--- Task instructions ---
Pictures stay out of the copy; set down each line of the listing below exactly.

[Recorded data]
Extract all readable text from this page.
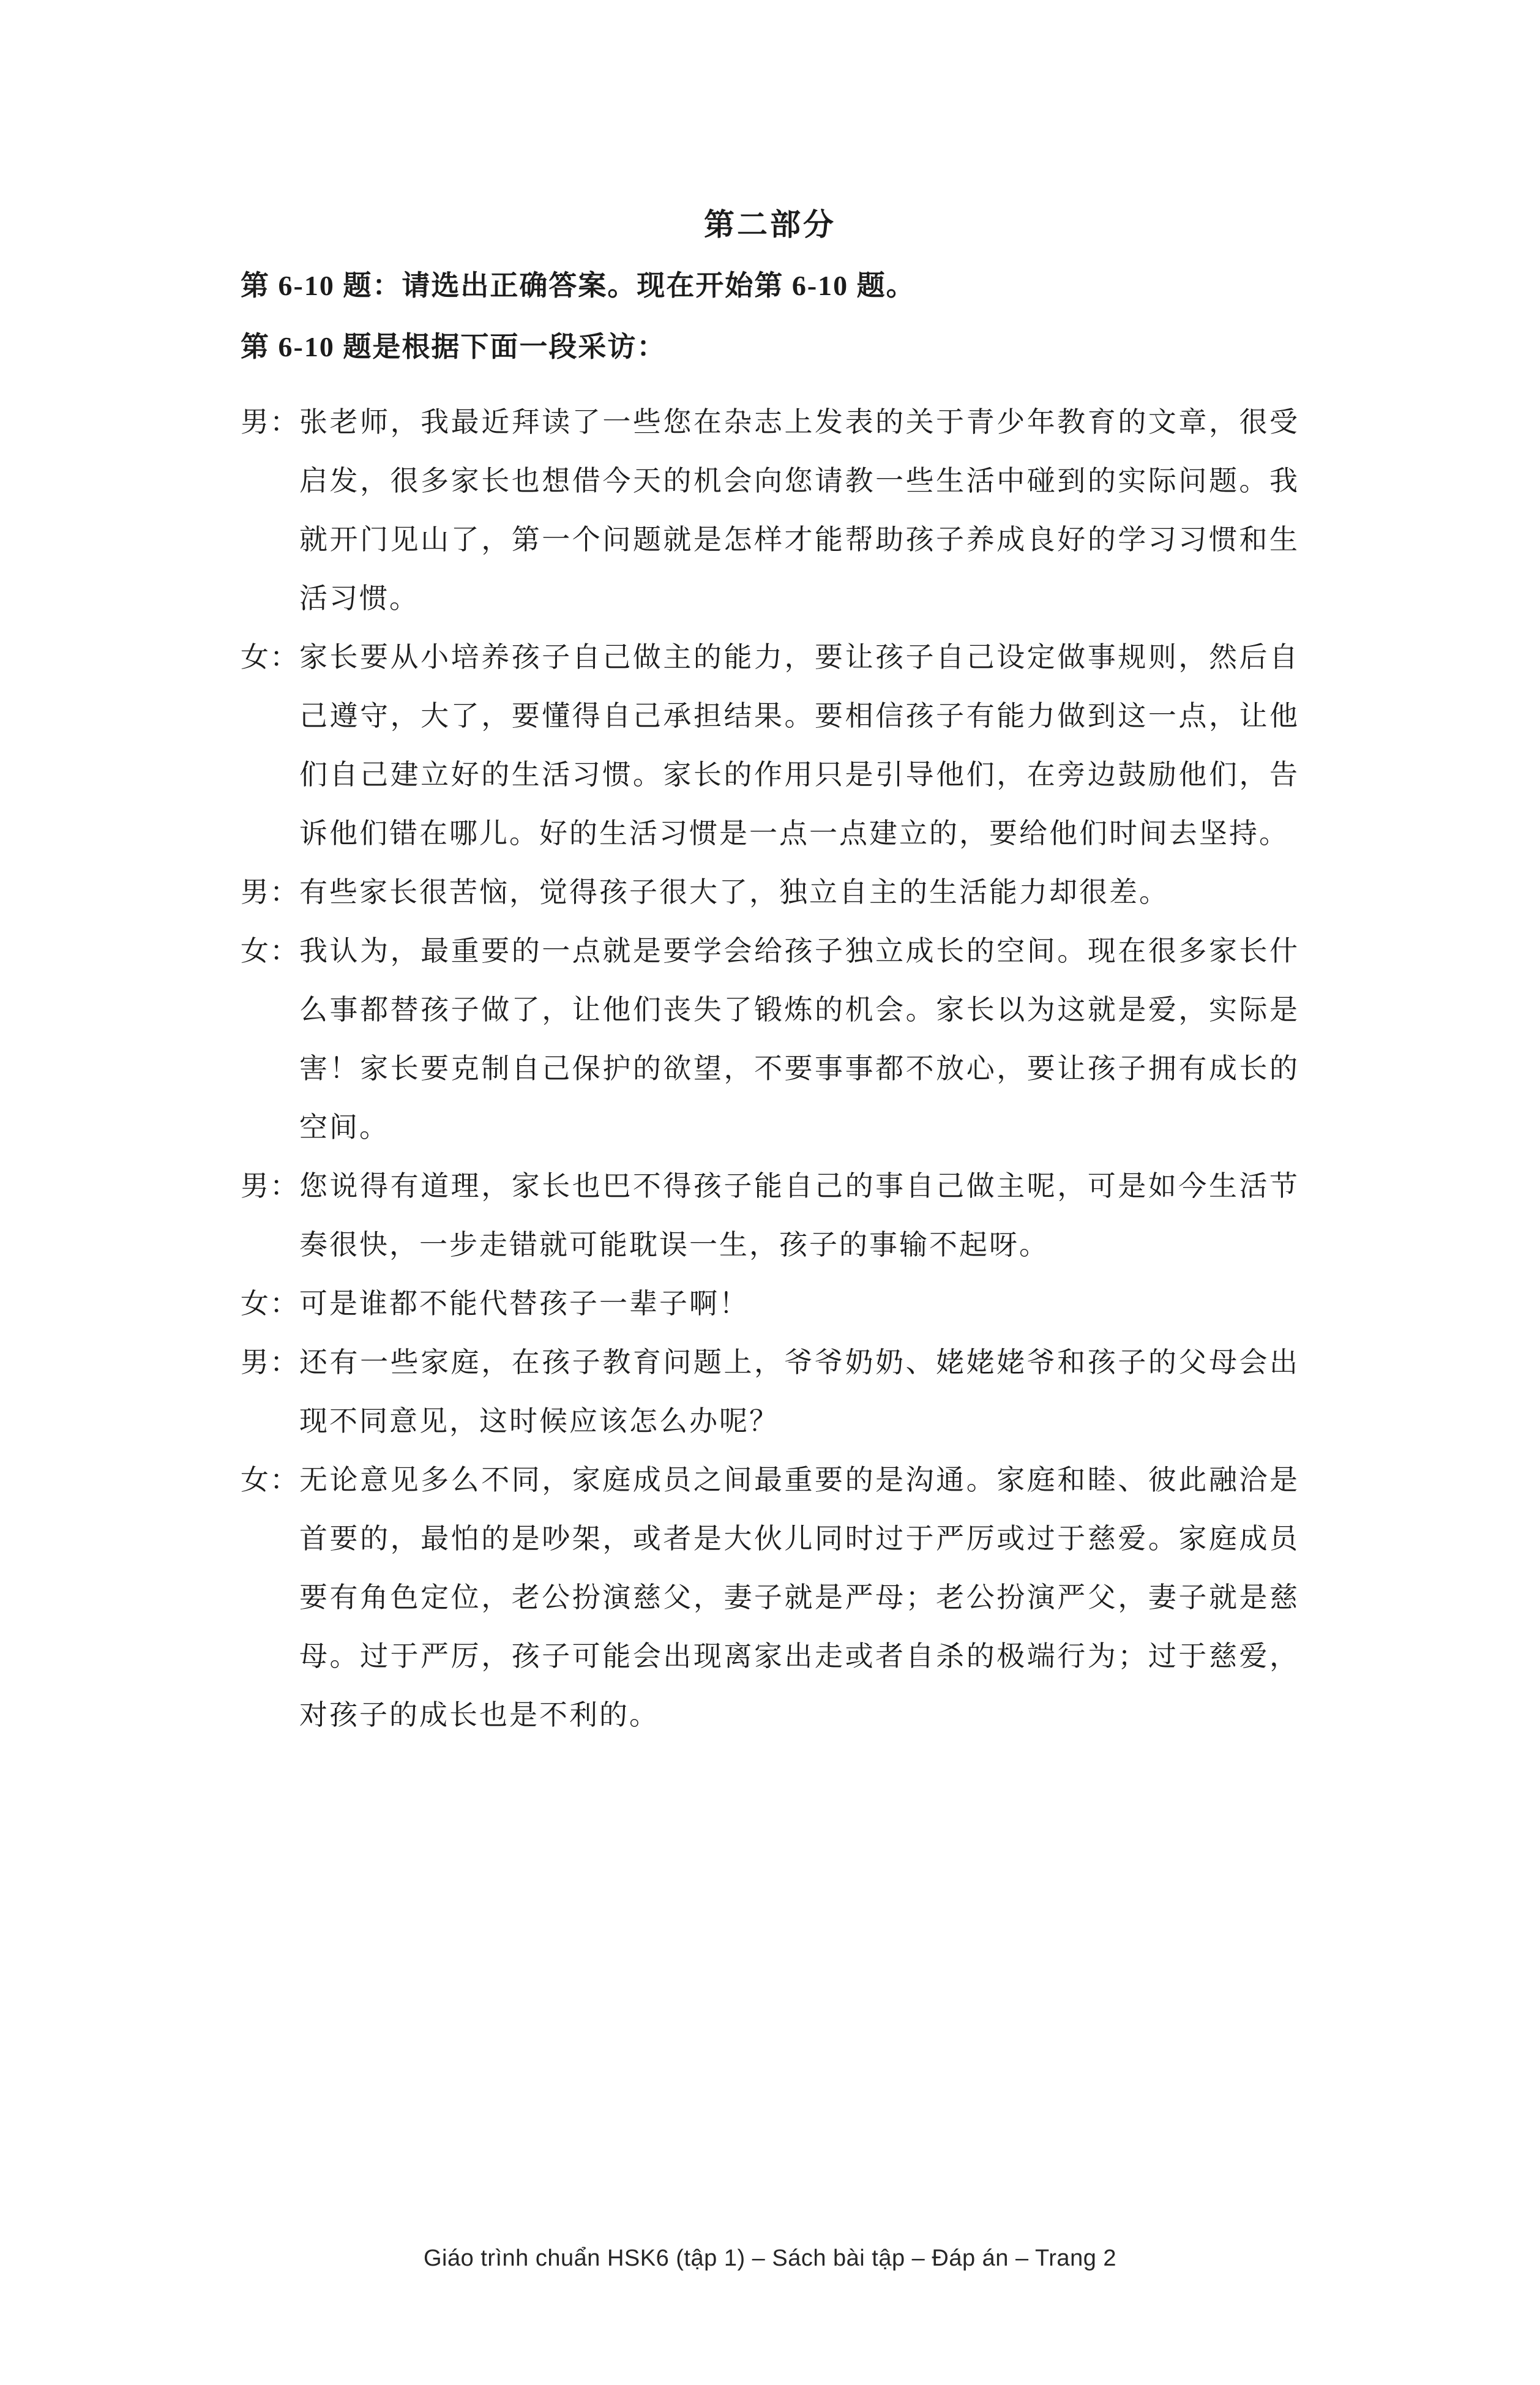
第二部分
第 6-10 题：请选出正确答案。现在开始第 6-10 题。
第 6-10 题是根据下面一段采访：
男： 张老师，我最近拜读了一些您在杂志上发表的关于青少年教育的文章，很受启发，很多家长也想借今天的机会向您请教一些生活中碰到的实际问题。我就开门见山了，第一个问题就是怎样才能帮助孩子养成良好的学习习惯和生活习惯。
女： 家长要从小培养孩子自己做主的能力，要让孩子自己设定做事规则，然后自己遵守，大了，要懂得自己承担结果。要相信孩子有能力做到这一点，让他们自己建立好的生活习惯。家长的作用只是引导他们，在旁边鼓励他们，告诉他们错在哪儿。好的生活习惯是一点一点建立的，要给他们时间去坚持。
男： 有些家长很苦恼，觉得孩子很大了，独立自主的生活能力却很差。
女： 我认为，最重要的一点就是要学会给孩子独立成长的空间。现在很多家长什么事都替孩子做了，让他们丧失了锻炼的机会。家长以为这就是爱，实际是害！家长要克制自己保护的欲望，不要事事都不放心，要让孩子拥有成长的空间。
男： 您说得有道理，家长也巴不得孩子能自己的事自己做主呢，可是如今生活节奏很快，一步走错就可能耽误一生，孩子的事输不起呀。
女： 可是谁都不能代替孩子一辈子啊！
男： 还有一些家庭，在孩子教育问题上，爷爷奶奶、姥姥姥爷和孩子的父母会出现不同意见，这时候应该怎么办呢？
女： 无论意见多么不同，家庭成员之间最重要的是沟通。家庭和睦、彼此融洽是首要的，最怕的是吵架，或者是大伙儿同时过于严厉或过于慈爱。家庭成员要有角色定位，老公扮演慈父，妻子就是严母；老公扮演严父，妻子就是慈母。过于严厉，孩子可能会出现离家出走或者自杀的极端行为；过于慈爱，对孩子的成长也是不利的。
Giáo trình chuẩn HSK6 (tập 1) – Sách bài tập – Đáp án – Trang 2
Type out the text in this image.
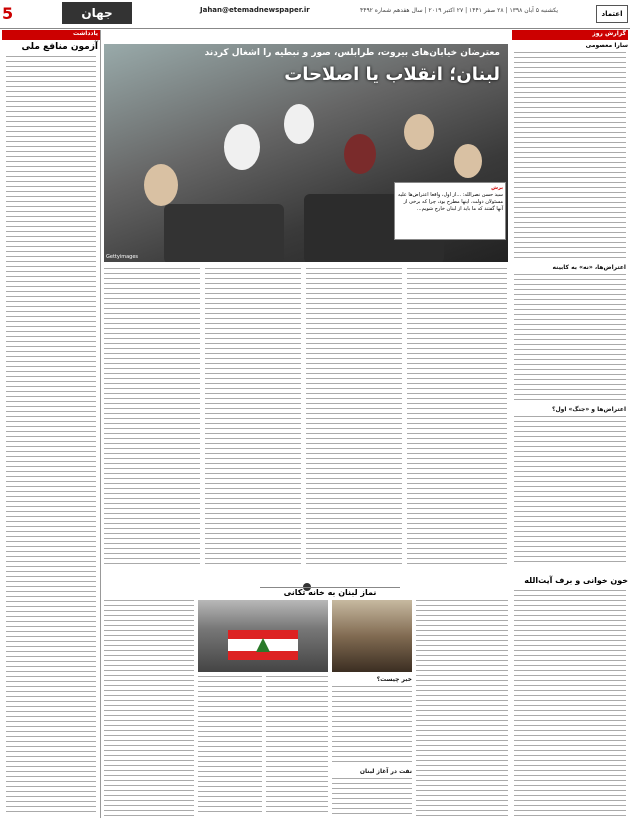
5	جهان	Jahan@etemadnewspaper.ir	یکشنبه ۵ آبان ۱۳۹۸ | ۲۸ صفر ۱۴۴۱ | ۲۷ اکتبر ۲۰۱۹ | سال هفدهم شماره ۴۴۹۲	اعتماد
یادداشت
آزمون منافع ملی
معترضان خیابان‌های بیروت، طرابلس، صور و نبطیه را اشغال کردند
لبنان؛ انقلاب یا اصلاحات
Gettyimages
برش
سید حسن نصرالله: ...از اول، واقعا اعتراض‌ها علیه مسئولان دولت، اینها مطرح بود، چرا که برخی از آنها گفتند که ما باید از لبنان خارج شویم...
گزارش روز
سارا معصومی
اعتراض‌ها، «نه» به کابینه
اعتراض‌ها و «جنگ» اول؟
خون خوانی و برف آیت‌الله
نماز لبنان به خانه تکانی
خبر چیست؟
نفت در آغاز لبنان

--- Complete response ---
Extract all readable text from this page.
第二部分
第 6-10 题：请选出正确答案。现在开始第 6-10 题。
第 6-10 题是根据下面一段采访：
男： 张老师，我最近拜读了一些您在杂志上发表的关于青少年教育的文章，很受启发，很多家长也想借今天的机会向您请教一些生活中碰到的实际问题。我就开门见山了，第一个问题就是怎样才能帮助孩子养成良好的学习习惯和生活习惯。
女： 家长要从小培养孩子自己做主的能力，要让孩子自己设定做事规则，然后自己遵守，大了，要懂得自己承担结果。要相信孩子有能力做到这一点，让他们自己建立好的生活习惯。家长的作用只是引导他们，在旁边鼓励他们，告诉他们错在哪儿。好的生活习惯是一点一点建立的，要给他们时间去坚持。
男： 有些家长很苦恼，觉得孩子很大了，独立自主的生活能力却很差。
女： 我认为，最重要的一点就是要学会给孩子独立成长的空间。现在很多家长什么事都替孩子做了，让他们丧失了锻炼的机会。家长以为这就是爱，实际是害！家长要克制自己保护的欲望，不要事事都不放心，要让孩子拥有成长的空间。
男： 您说得有道理，家长也巴不得孩子能自己的事自己做主呢，可是如今生活节奏很快，一步走错就可能耽误一生，孩子的事输不起呀。
女： 可是谁都不能代替孩子一辈子啊！
男： 还有一些家庭，在孩子教育问题上，爷爷奶奶、姥姥姥爷和孩子的父母会出现不同意见，这时候应该怎么办呢？
女： 无论意见多么不同，家庭成员之间最重要的是沟通。家庭和睦、彼此融洽是首要的，最怕的是吵架，或者是大伙儿同时过于严厉或过于慈爱。家庭成员要有角色定位，老公扮演慈父，妻子就是严母；老公扮演严父，妻子就是慈母。过于严厉，孩子可能会出现离家出走或者自杀的极端行为；过于慈爱，对孩子的成长也是不利的。
Giáo trình chuẩn HSK6 (tập 1) – Sách bài tập – Đáp án – Trang 2
Type out the text in this image.
5	جهان	Jahan@etemadnewspaper.ir	یکشنبه ۵ آبان ۱۳۹۸ | ۲۸ صفر ۱۴۴۱ | ۲۷ اکتبر ۲۰۱۹ | سال هفدهم شماره ۴۴۹۲	اعتماد
یادداشت
آزمون منافع ملی
معترضان خیابان‌های بیروت، طرابلس، صور و نبطیه را اشغال کردند
لبنان؛ انقلاب یا اصلاحات
Gettyimages
برش
سید حسن نصرالله: ...از اول، واقعا اعتراض‌ها علیه مسئولان دولت، اینها مطرح بود، چرا که برخی از آنها گفتند که ما باید از لبنان خارج شویم...
گزارش روز
سارا معصومی
اعتراض‌ها، «نه» به کابینه
اعتراض‌ها و «جنگ» اول؟
خون خوانی و برف آیت‌الله
نماز لبنان به خانه تکانی
خبر چیست؟
نفت در آغاز لبنان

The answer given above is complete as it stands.